[Saved entries]
■ ■ ■
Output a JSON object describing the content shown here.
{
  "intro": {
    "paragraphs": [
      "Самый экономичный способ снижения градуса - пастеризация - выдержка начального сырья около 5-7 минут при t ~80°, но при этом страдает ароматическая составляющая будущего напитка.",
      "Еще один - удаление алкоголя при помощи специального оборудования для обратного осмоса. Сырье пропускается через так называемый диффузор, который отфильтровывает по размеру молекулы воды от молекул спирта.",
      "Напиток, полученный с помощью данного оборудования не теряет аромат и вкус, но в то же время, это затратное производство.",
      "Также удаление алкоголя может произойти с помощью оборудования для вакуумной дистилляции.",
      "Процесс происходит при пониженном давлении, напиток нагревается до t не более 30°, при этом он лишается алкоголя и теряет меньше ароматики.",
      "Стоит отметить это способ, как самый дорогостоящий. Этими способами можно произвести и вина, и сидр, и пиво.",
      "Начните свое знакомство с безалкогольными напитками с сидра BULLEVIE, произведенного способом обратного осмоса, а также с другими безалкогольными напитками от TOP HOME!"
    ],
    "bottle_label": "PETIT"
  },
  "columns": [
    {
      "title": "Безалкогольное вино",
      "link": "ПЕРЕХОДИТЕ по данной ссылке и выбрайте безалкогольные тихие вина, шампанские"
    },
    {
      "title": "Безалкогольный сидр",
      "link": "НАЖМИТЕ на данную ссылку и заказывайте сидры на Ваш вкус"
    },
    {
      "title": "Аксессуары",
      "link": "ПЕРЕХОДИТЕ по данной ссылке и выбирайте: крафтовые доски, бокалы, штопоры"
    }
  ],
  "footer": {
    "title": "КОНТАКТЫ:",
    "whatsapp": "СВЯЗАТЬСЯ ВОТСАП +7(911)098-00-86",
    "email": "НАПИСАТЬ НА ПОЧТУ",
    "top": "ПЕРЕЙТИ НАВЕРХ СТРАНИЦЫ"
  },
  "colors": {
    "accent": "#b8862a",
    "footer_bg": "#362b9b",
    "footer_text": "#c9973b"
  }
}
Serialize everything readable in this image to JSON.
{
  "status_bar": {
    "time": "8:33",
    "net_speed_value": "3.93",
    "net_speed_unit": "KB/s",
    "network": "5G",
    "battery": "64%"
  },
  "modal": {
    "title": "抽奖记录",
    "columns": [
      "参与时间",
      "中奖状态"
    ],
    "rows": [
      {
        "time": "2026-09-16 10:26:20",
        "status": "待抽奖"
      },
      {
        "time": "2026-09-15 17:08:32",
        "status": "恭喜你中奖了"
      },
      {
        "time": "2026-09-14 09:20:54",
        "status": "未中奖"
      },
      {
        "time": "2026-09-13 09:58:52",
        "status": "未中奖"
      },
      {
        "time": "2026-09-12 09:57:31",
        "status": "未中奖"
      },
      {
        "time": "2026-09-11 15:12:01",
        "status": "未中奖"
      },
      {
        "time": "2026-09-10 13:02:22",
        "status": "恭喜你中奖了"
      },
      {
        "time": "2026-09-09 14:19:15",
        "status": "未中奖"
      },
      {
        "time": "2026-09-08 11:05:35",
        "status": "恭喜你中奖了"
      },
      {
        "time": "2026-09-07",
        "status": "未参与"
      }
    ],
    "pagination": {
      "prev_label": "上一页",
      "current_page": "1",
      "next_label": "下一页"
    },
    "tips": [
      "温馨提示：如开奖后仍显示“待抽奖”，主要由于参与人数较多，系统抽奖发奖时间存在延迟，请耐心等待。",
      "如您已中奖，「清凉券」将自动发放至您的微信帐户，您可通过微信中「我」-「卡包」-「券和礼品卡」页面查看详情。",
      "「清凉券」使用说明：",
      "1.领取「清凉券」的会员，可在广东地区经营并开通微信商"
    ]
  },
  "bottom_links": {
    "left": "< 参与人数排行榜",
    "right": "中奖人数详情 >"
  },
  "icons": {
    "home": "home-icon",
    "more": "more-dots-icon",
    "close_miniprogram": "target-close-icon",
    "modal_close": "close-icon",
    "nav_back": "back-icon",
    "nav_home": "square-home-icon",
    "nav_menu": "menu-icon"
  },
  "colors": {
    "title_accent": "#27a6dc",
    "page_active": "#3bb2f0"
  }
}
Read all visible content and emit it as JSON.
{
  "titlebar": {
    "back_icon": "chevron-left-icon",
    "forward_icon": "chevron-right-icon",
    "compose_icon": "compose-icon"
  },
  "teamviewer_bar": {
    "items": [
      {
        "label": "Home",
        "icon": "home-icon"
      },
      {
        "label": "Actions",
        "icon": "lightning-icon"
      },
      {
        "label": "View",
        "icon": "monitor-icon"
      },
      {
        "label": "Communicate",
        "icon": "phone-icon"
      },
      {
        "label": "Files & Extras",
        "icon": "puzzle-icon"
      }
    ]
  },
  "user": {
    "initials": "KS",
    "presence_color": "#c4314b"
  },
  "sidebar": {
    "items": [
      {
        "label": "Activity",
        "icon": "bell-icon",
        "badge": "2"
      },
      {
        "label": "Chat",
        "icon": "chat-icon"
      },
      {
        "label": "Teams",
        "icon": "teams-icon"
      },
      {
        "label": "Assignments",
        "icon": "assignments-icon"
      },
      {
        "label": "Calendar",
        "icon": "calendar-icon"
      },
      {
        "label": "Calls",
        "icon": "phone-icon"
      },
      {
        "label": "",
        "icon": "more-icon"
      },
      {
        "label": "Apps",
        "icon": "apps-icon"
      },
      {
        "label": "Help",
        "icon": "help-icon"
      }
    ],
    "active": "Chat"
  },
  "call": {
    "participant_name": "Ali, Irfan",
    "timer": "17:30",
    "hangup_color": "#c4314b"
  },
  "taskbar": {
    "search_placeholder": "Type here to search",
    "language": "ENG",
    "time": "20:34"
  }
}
■ ■ ■
Exercise aim - In the records above, locate each line with the word "этом". Copy all such lines.

Reply to the task -
      "Самый экономичный способ снижения градуса - пастеризация - выдержка начального сырья около 5-7 минут при t ~80°, но при этом страдает ароматическая составляющая будущего напитка.",
      "Процесс происходит при пониженном давлении, напиток нагревается до t не более 30°, при этом он лишается алкоголя и теряет меньше ароматики.",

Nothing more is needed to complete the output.